= Given problem =
Restate the material word for word and leave out anything that is a picture.

= Dataset extract =
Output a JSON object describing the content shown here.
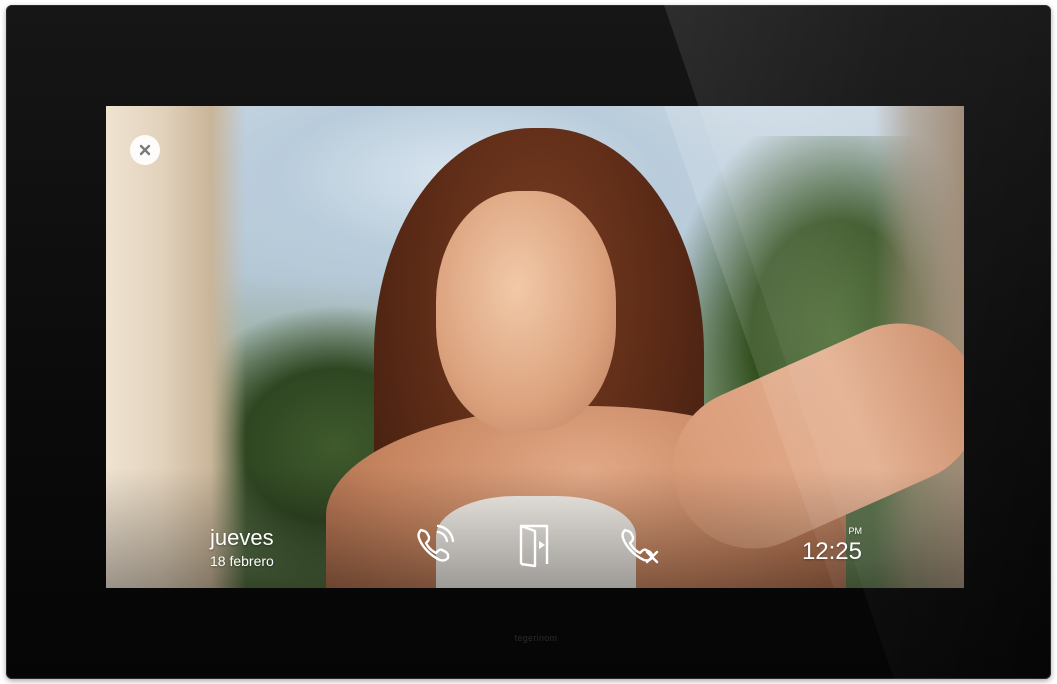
{
  "screen": {
    "close_icon": "close-circle-icon",
    "date": {
      "day": "jueves",
      "date": "18 febrero"
    },
    "time": {
      "ampm": "PM",
      "time": "12:25"
    },
    "actions": [
      {
        "icon": "phone-call-icon"
      },
      {
        "icon": "door-open-icon"
      },
      {
        "icon": "hang-up-icon"
      }
    ]
  },
  "device": {
    "brand": "tegerinom"
  },
  "colors": {
    "device_body": "#0b0b0b",
    "icon_white": "#ffffff"
  }
}
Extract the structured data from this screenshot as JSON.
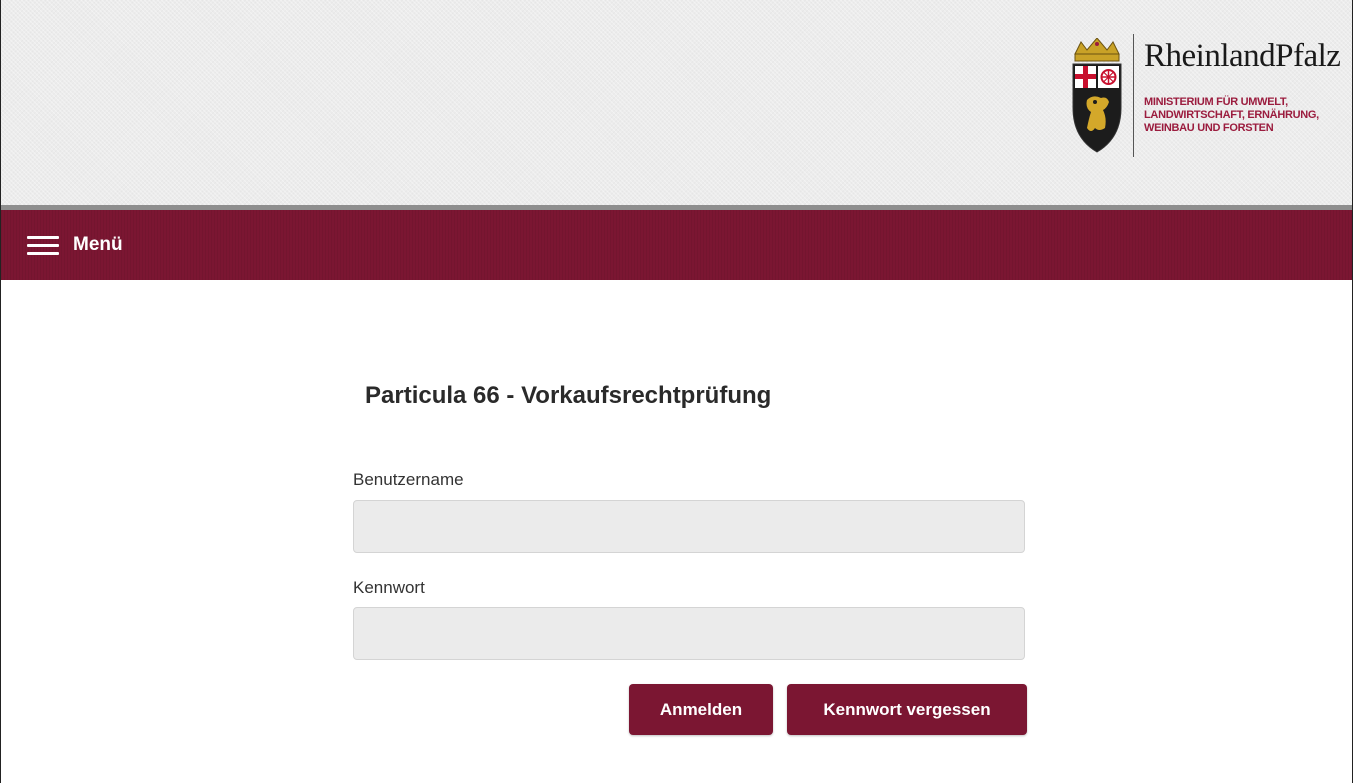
{
  "header": {
    "brand_name": "RheinlandPfalz",
    "ministry_lines": [
      "MINISTERIUM FÜR UMWELT,",
      "LANDWIRTSCHAFT, ERNÄHRUNG,",
      "WEINBAU UND FORSTEN"
    ],
    "coat_of_arms_icon": "coat-of-arms-icon"
  },
  "nav": {
    "menu_label": "Menü",
    "menu_icon": "hamburger-icon"
  },
  "login": {
    "title": "Particula 66 - Vorkaufsrechtprüfung",
    "username_label": "Benutzername",
    "username_value": "",
    "password_label": "Kennwort",
    "password_value": "",
    "login_button": "Anmelden",
    "forgot_button": "Kennwort vergessen"
  },
  "colors": {
    "brand_red": "#7b1632",
    "ministry_text": "#9b1c3e",
    "header_bg": "#ececec",
    "input_bg": "#ebebeb"
  }
}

= Right answer =
Output a JSON object describing the content shown here.
{
  "screen": {
    "close_icon": "close-circle-icon",
    "date": {
      "day": "jueves",
      "date": "18 febrero"
    },
    "time": {
      "ampm": "PM",
      "time": "12:25"
    },
    "actions": [
      {
        "icon": "phone-call-icon"
      },
      {
        "icon": "door-open-icon"
      },
      {
        "icon": "hang-up-icon"
      }
    ]
  },
  "device": {
    "brand": "tegerinom"
  },
  "colors": {
    "device_body": "#0b0b0b",
    "icon_white": "#ffffff"
  }
}
Extract the structured data from this screenshot as JSON.
{
  "header": {
    "brand_name": "RheinlandPfalz",
    "ministry_lines": [
      "MINISTERIUM FÜR UMWELT,",
      "LANDWIRTSCHAFT, ERNÄHRUNG,",
      "WEINBAU UND FORSTEN"
    ],
    "coat_of_arms_icon": "coat-of-arms-icon"
  },
  "nav": {
    "menu_label": "Menü",
    "menu_icon": "hamburger-icon"
  },
  "login": {
    "title": "Particula 66 - Vorkaufsrechtprüfung",
    "username_label": "Benutzername",
    "username_value": "",
    "password_label": "Kennwort",
    "password_value": "",
    "login_button": "Anmelden",
    "forgot_button": "Kennwort vergessen"
  },
  "colors": {
    "brand_red": "#7b1632",
    "ministry_text": "#9b1c3e",
    "header_bg": "#ececec",
    "input_bg": "#ebebeb"
  }
}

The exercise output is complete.